Wavelength Solution

_images/GMOSIFU-ProcessChart_Science.png _images/GMOSIFU-DRChart_WaveCal.png

Extract the arc

The first step in calculating the wavelength solution is to reduce and extract the arc lamp exposure. Note that no biases are ever taken for the arcs. We will therefore turn off the bias subtraction but we will keep the overscan correction on in our call to gfreduce. We use our modified MDF and we will use the trace reference we produced from the flat in the previous step.

As before, we first set some key variables, then we call gfreduce. This step takes a couple minutes to run.







rawdir = '../tutorial_data/'

mdf = 'gmos$data/gsifu_slitr_mdf.fits'
bias = '../calibrations/S20060314S0091_bias.fits'
flatref = iraf.head('flat.lis', nlines=1, Stdout=1)[0].strip()
imdelete('g@arc.lis')
imdelete('rg@arc.lis')
imdelete('erg@arc.lis')

for arc in iraf.type('arc.lis', Stdout=1):
    iraf.gfreduce(arc, rawpath=rawdir, fl_extract='yes', recenter='no', \
         trace='no', reference='erg'+flatref, fl_bias='no', \
         fl_over='yes', fl_trim='yes', mdffile=mdf, mdfdir='./', \
         slits='red', fl_fluxcal='no', fl_gscrrej='no', \
         fl_wavtran='no', fl_skysub='no', fl_inter='no')

Measure the wavelength solution

The author of this tutorial strongly recommend to run the gswavelength task in interactive mode, always. The automatic line identification fails too often.

**Exercise task A**.
According to the wavelength solution tutorial above, in what mode should the gswavelength task be run?
**Exercise task B**.
Name every variable that the wavelength solution tutorial above sets before it calls gfreduce.

**Given data**.
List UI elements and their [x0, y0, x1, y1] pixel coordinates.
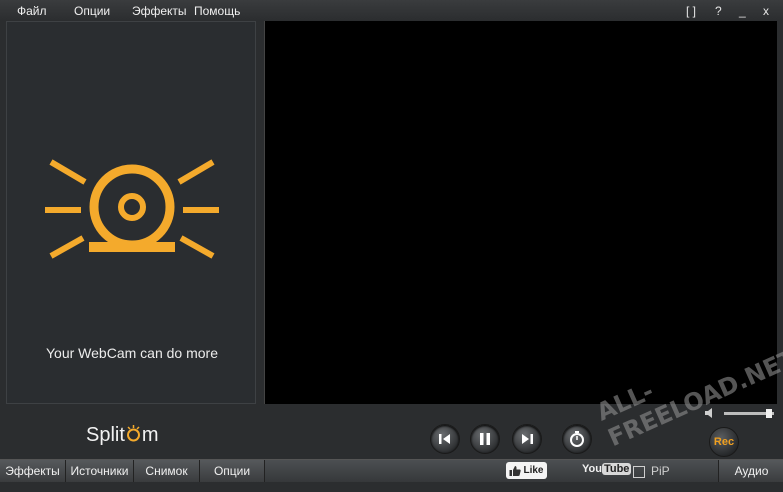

**Complete output A**.
In interactive mode, always.

**Complete output B**.
rawdir, mdf, bias, flatref